**WHAT TO PRODUCE**: Give an exact copy of every line, leaving images out.

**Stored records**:
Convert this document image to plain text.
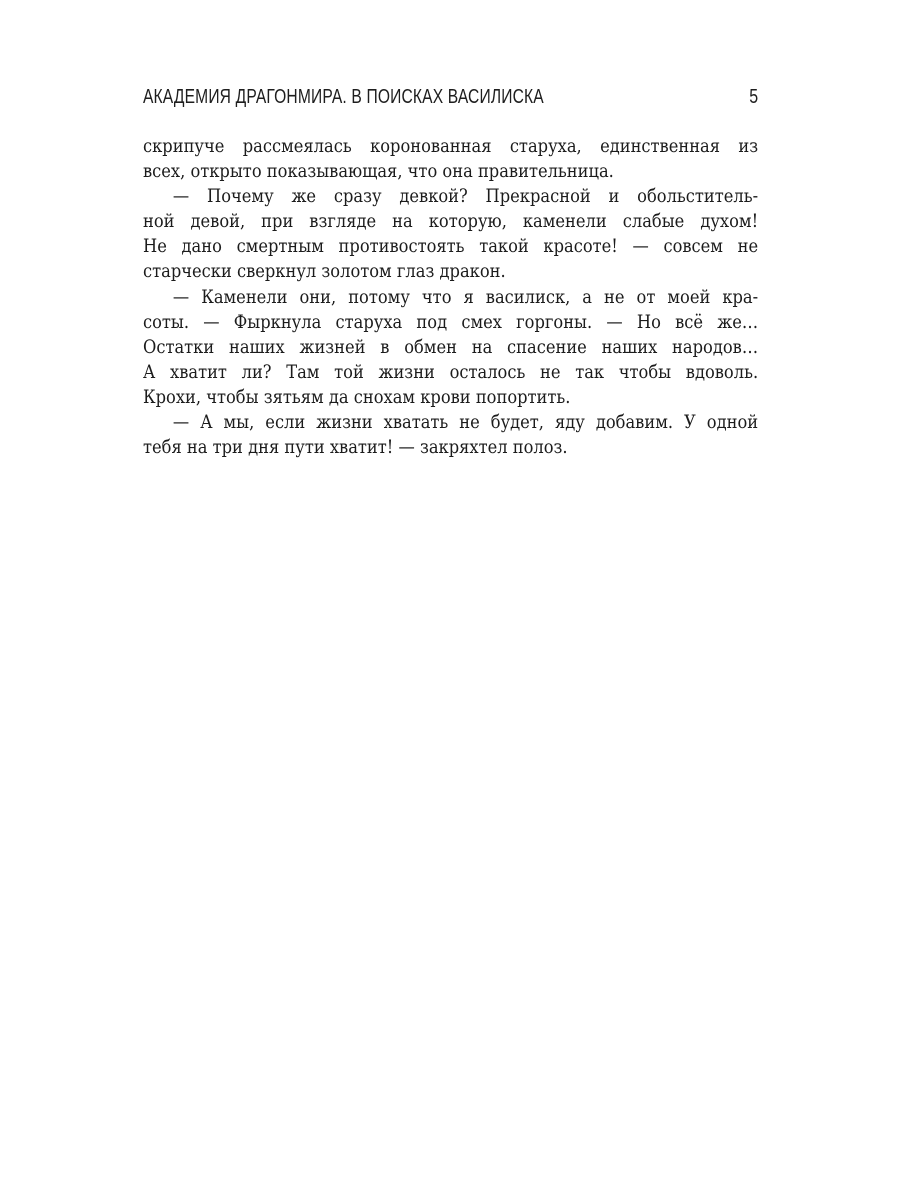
АКАДЕМИЯ ДРАГОНМИРА. В ПОИСКАХ ВАСИЛИСКА	5
скрипуче рассмеялась коронованная старуха, единственная из
всех, открыто показывающая, что она правительница.
— Почему же сразу девкой? Прекрасной и обольститель-
ной девой, при взгляде на которую, каменели слабые духом!
Не дано смертным противостоять такой красоте! — совсем не
старчески сверкнул золотом глаз дракон.
— Каменели они, потому что я василиск, а не от моей кра-
соты. — Фыркнула старуха под смех горгоны. — Но всё же…
Остатки наших жизней в обмен на спасение наших народов…
А хватит ли? Там той жизни осталось не так чтобы вдоволь.
Крохи, чтобы зятьям да снохам крови попортить.
— А мы, если жизни хватать не будет, яду добавим. У одной
тебя на три дня пути хватит! — закряхтел полоз.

**RESULT OF THE EXERCISE**:
Convert this document image to plain text.
АКАДЕМИЯ ДРАГОНМИРА. В ПОИСКАХ ВАСИЛИСКА	5
скрипуче рассмеялась коронованная старуха, единственная из
всех, открыто показывающая, что она правительница.
— Почему же сразу девкой? Прекрасной и обольститель-
ной девой, при взгляде на которую, каменели слабые духом!
Не дано смертным противостоять такой красоте! — совсем не
старчески сверкнул золотом глаз дракон.
— Каменели они, потому что я василиск, а не от моей кра-
соты. — Фыркнула старуха под смех горгоны. — Но всё же…
Остатки наших жизней в обмен на спасение наших народов…
А хватит ли? Там той жизни осталось не так чтобы вдоволь.
Крохи, чтобы зятьям да снохам крови попортить.
— А мы, если жизни хватать не будет, яду добавим. У одной
тебя на три дня пути хватит! — закряхтел полоз.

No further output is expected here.